"""
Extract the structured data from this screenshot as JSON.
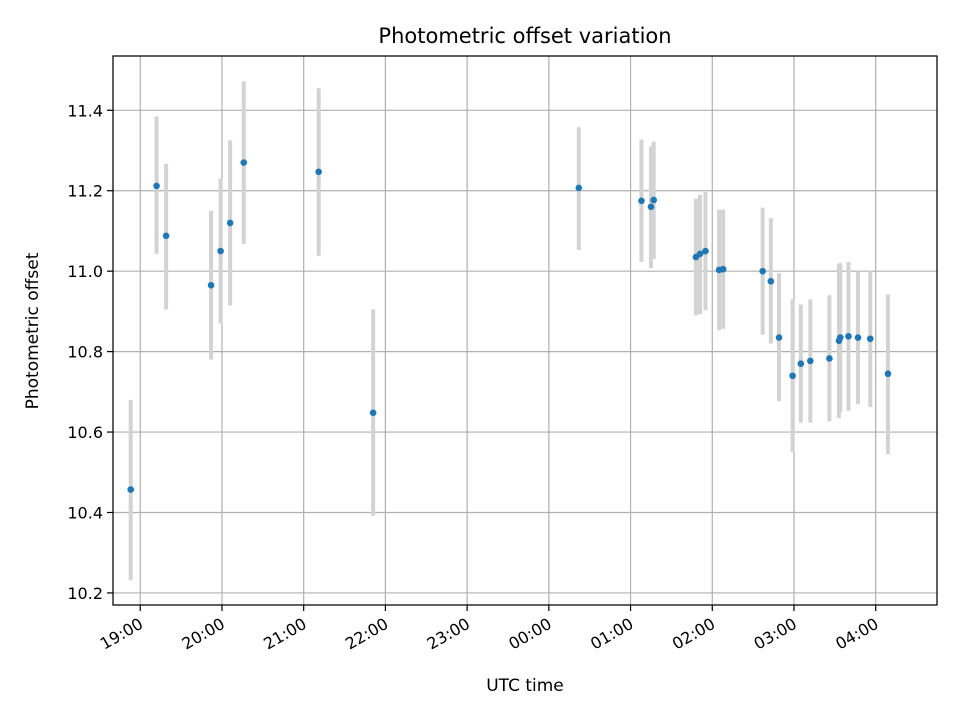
{
  "chart_data": {
    "type": "scatter",
    "title": "Photometric offset variation",
    "xlabel": "UTC time",
    "ylabel": "Photometric offset",
    "x_tick_labels": [
      "19:00",
      "20:00",
      "21:00",
      "22:00",
      "23:00",
      "00:00",
      "01:00",
      "02:00",
      "03:00",
      "04:00"
    ],
    "y_tick_labels": [
      "10.2",
      "10.4",
      "10.6",
      "10.8",
      "11.0",
      "11.2",
      "11.4"
    ],
    "x_axis_start_label": "18:40",
    "x_axis_end_label": "04:45",
    "ylim": [
      10.17,
      11.535
    ],
    "grid": true,
    "colors": {
      "marker": "#1f77b4",
      "errorbar": "#d3d3d3",
      "grid": "#b0b0b0"
    },
    "series": [
      {
        "points": [
          {
            "x": "18:53",
            "y": 10.457,
            "lo": 10.232,
            "hi": 10.68
          },
          {
            "x": "19:12",
            "y": 11.212,
            "lo": 11.043,
            "hi": 11.385
          },
          {
            "x": "19:19",
            "y": 11.088,
            "lo": 10.905,
            "hi": 11.267
          },
          {
            "x": "19:52",
            "y": 10.965,
            "lo": 10.78,
            "hi": 11.15
          },
          {
            "x": "19:59",
            "y": 11.05,
            "lo": 10.87,
            "hi": 11.23
          },
          {
            "x": "20:06",
            "y": 11.12,
            "lo": 10.915,
            "hi": 11.325
          },
          {
            "x": "20:16",
            "y": 11.27,
            "lo": 11.068,
            "hi": 11.472
          },
          {
            "x": "21:11",
            "y": 11.247,
            "lo": 11.038,
            "hi": 11.455
          },
          {
            "x": "21:51",
            "y": 10.648,
            "lo": 10.392,
            "hi": 10.905
          },
          {
            "x": "00:22",
            "y": 11.207,
            "lo": 11.053,
            "hi": 11.358
          },
          {
            "x": "01:08",
            "y": 11.175,
            "lo": 11.023,
            "hi": 11.327
          },
          {
            "x": "01:15",
            "y": 11.16,
            "lo": 11.007,
            "hi": 11.31
          },
          {
            "x": "01:17",
            "y": 11.177,
            "lo": 11.03,
            "hi": 11.322
          },
          {
            "x": "01:48",
            "y": 11.035,
            "lo": 10.89,
            "hi": 11.18
          },
          {
            "x": "01:51",
            "y": 11.043,
            "lo": 10.893,
            "hi": 11.19
          },
          {
            "x": "01:55",
            "y": 11.05,
            "lo": 10.903,
            "hi": 11.197
          },
          {
            "x": "02:05",
            "y": 11.003,
            "lo": 10.853,
            "hi": 11.153
          },
          {
            "x": "02:08",
            "y": 11.005,
            "lo": 10.857,
            "hi": 11.153
          },
          {
            "x": "02:37",
            "y": 11.0,
            "lo": 10.842,
            "hi": 11.158
          },
          {
            "x": "02:43",
            "y": 10.975,
            "lo": 10.82,
            "hi": 11.132
          },
          {
            "x": "02:49",
            "y": 10.835,
            "lo": 10.677,
            "hi": 10.995
          },
          {
            "x": "02:59",
            "y": 10.74,
            "lo": 10.55,
            "hi": 10.93
          },
          {
            "x": "03:05",
            "y": 10.77,
            "lo": 10.623,
            "hi": 10.917
          },
          {
            "x": "03:12",
            "y": 10.777,
            "lo": 10.623,
            "hi": 10.93
          },
          {
            "x": "03:26",
            "y": 10.783,
            "lo": 10.627,
            "hi": 10.94
          },
          {
            "x": "03:33",
            "y": 10.827,
            "lo": 10.635,
            "hi": 11.018
          },
          {
            "x": "03:34",
            "y": 10.835,
            "lo": 10.65,
            "hi": 11.02
          },
          {
            "x": "03:40",
            "y": 10.838,
            "lo": 10.653,
            "hi": 11.023
          },
          {
            "x": "03:47",
            "y": 10.835,
            "lo": 10.67,
            "hi": 10.998
          },
          {
            "x": "03:56",
            "y": 10.832,
            "lo": 10.662,
            "hi": 11.0
          },
          {
            "x": "04:09",
            "y": 10.745,
            "lo": 10.545,
            "hi": 10.942
          }
        ]
      }
    ]
  }
}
"""
* _Exercise goal_
Leave out the pictures and return every record word for word.

* _Final result_
Extract the structured data from this screenshot as JSON.
{
  "chart_data": {
    "type": "scatter",
    "title": "Photometric offset variation",
    "xlabel": "UTC time",
    "ylabel": "Photometric offset",
    "x_tick_labels": [
      "19:00",
      "20:00",
      "21:00",
      "22:00",
      "23:00",
      "00:00",
      "01:00",
      "02:00",
      "03:00",
      "04:00"
    ],
    "y_tick_labels": [
      "10.2",
      "10.4",
      "10.6",
      "10.8",
      "11.0",
      "11.2",
      "11.4"
    ],
    "x_axis_start_label": "18:40",
    "x_axis_end_label": "04:45",
    "ylim": [
      10.17,
      11.535
    ],
    "grid": true,
    "colors": {
      "marker": "#1f77b4",
      "errorbar": "#d3d3d3",
      "grid": "#b0b0b0"
    },
    "series": [
      {
        "points": [
          {
            "x": "18:53",
            "y": 10.457,
            "lo": 10.232,
            "hi": 10.68
          },
          {
            "x": "19:12",
            "y": 11.212,
            "lo": 11.043,
            "hi": 11.385
          },
          {
            "x": "19:19",
            "y": 11.088,
            "lo": 10.905,
            "hi": 11.267
          },
          {
            "x": "19:52",
            "y": 10.965,
            "lo": 10.78,
            "hi": 11.15
          },
          {
            "x": "19:59",
            "y": 11.05,
            "lo": 10.87,
            "hi": 11.23
          },
          {
            "x": "20:06",
            "y": 11.12,
            "lo": 10.915,
            "hi": 11.325
          },
          {
            "x": "20:16",
            "y": 11.27,
            "lo": 11.068,
            "hi": 11.472
          },
          {
            "x": "21:11",
            "y": 11.247,
            "lo": 11.038,
            "hi": 11.455
          },
          {
            "x": "21:51",
            "y": 10.648,
            "lo": 10.392,
            "hi": 10.905
          },
          {
            "x": "00:22",
            "y": 11.207,
            "lo": 11.053,
            "hi": 11.358
          },
          {
            "x": "01:08",
            "y": 11.175,
            "lo": 11.023,
            "hi": 11.327
          },
          {
            "x": "01:15",
            "y": 11.16,
            "lo": 11.007,
            "hi": 11.31
          },
          {
            "x": "01:17",
            "y": 11.177,
            "lo": 11.03,
            "hi": 11.322
          },
          {
            "x": "01:48",
            "y": 11.035,
            "lo": 10.89,
            "hi": 11.18
          },
          {
            "x": "01:51",
            "y": 11.043,
            "lo": 10.893,
            "hi": 11.19
          },
          {
            "x": "01:55",
            "y": 11.05,
            "lo": 10.903,
            "hi": 11.197
          },
          {
            "x": "02:05",
            "y": 11.003,
            "lo": 10.853,
            "hi": 11.153
          },
          {
            "x": "02:08",
            "y": 11.005,
            "lo": 10.857,
            "hi": 11.153
          },
          {
            "x": "02:37",
            "y": 11.0,
            "lo": 10.842,
            "hi": 11.158
          },
          {
            "x": "02:43",
            "y": 10.975,
            "lo": 10.82,
            "hi": 11.132
          },
          {
            "x": "02:49",
            "y": 10.835,
            "lo": 10.677,
            "hi": 10.995
          },
          {
            "x": "02:59",
            "y": 10.74,
            "lo": 10.55,
            "hi": 10.93
          },
          {
            "x": "03:05",
            "y": 10.77,
            "lo": 10.623,
            "hi": 10.917
          },
          {
            "x": "03:12",
            "y": 10.777,
            "lo": 10.623,
            "hi": 10.93
          },
          {
            "x": "03:26",
            "y": 10.783,
            "lo": 10.627,
            "hi": 10.94
          },
          {
            "x": "03:33",
            "y": 10.827,
            "lo": 10.635,
            "hi": 11.018
          },
          {
            "x": "03:34",
            "y": 10.835,
            "lo": 10.65,
            "hi": 11.02
          },
          {
            "x": "03:40",
            "y": 10.838,
            "lo": 10.653,
            "hi": 11.023
          },
          {
            "x": "03:47",
            "y": 10.835,
            "lo": 10.67,
            "hi": 10.998
          },
          {
            "x": "03:56",
            "y": 10.832,
            "lo": 10.662,
            "hi": 11.0
          },
          {
            "x": "04:09",
            "y": 10.745,
            "lo": 10.545,
            "hi": 10.942
          }
        ]
      }
    ]
  }
}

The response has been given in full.